(Challenge):
Here are some records; copy every line that holds the word "which".

(Recorded data)

□ □ □ □ □ □ □

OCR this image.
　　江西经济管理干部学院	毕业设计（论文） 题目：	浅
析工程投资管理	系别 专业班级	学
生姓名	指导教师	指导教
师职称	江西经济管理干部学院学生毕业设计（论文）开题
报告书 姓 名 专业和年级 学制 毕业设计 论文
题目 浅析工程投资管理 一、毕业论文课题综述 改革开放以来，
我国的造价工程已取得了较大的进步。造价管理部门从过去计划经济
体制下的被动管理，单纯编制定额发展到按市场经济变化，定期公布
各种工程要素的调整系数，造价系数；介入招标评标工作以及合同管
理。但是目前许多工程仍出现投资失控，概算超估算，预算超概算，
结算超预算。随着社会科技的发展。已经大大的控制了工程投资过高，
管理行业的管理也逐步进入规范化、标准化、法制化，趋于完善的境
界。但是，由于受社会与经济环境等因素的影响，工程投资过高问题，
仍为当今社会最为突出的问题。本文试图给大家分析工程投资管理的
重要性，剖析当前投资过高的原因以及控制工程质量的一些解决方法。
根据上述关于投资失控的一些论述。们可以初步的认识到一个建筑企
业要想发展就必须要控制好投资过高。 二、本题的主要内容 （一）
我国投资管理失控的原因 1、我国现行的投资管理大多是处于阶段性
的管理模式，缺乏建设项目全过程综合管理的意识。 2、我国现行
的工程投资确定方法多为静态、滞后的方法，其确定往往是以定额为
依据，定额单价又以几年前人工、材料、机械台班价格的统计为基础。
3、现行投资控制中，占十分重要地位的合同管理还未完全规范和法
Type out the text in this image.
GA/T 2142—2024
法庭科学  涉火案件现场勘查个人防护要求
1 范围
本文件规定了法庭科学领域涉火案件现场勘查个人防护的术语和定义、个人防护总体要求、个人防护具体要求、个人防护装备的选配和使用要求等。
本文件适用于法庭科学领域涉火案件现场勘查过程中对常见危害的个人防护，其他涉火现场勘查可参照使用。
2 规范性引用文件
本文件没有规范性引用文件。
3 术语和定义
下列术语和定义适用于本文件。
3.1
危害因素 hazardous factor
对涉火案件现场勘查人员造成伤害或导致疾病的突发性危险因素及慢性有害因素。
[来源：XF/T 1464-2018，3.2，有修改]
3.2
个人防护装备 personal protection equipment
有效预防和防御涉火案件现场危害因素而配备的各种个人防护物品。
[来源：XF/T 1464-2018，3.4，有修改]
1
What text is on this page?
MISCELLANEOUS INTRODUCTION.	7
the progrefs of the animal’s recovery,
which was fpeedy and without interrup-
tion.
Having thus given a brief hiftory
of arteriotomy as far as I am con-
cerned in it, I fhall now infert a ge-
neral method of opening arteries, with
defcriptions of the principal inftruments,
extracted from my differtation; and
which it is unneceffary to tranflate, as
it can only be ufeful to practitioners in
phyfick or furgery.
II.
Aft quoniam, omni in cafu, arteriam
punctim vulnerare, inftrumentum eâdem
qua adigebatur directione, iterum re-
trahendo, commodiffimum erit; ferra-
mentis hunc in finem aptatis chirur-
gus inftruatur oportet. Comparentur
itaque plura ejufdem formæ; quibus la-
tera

□ □ □ □ □ □ □

(In response):
which was fpeedy and without interrup-
which it is unneceffary to tranflate, as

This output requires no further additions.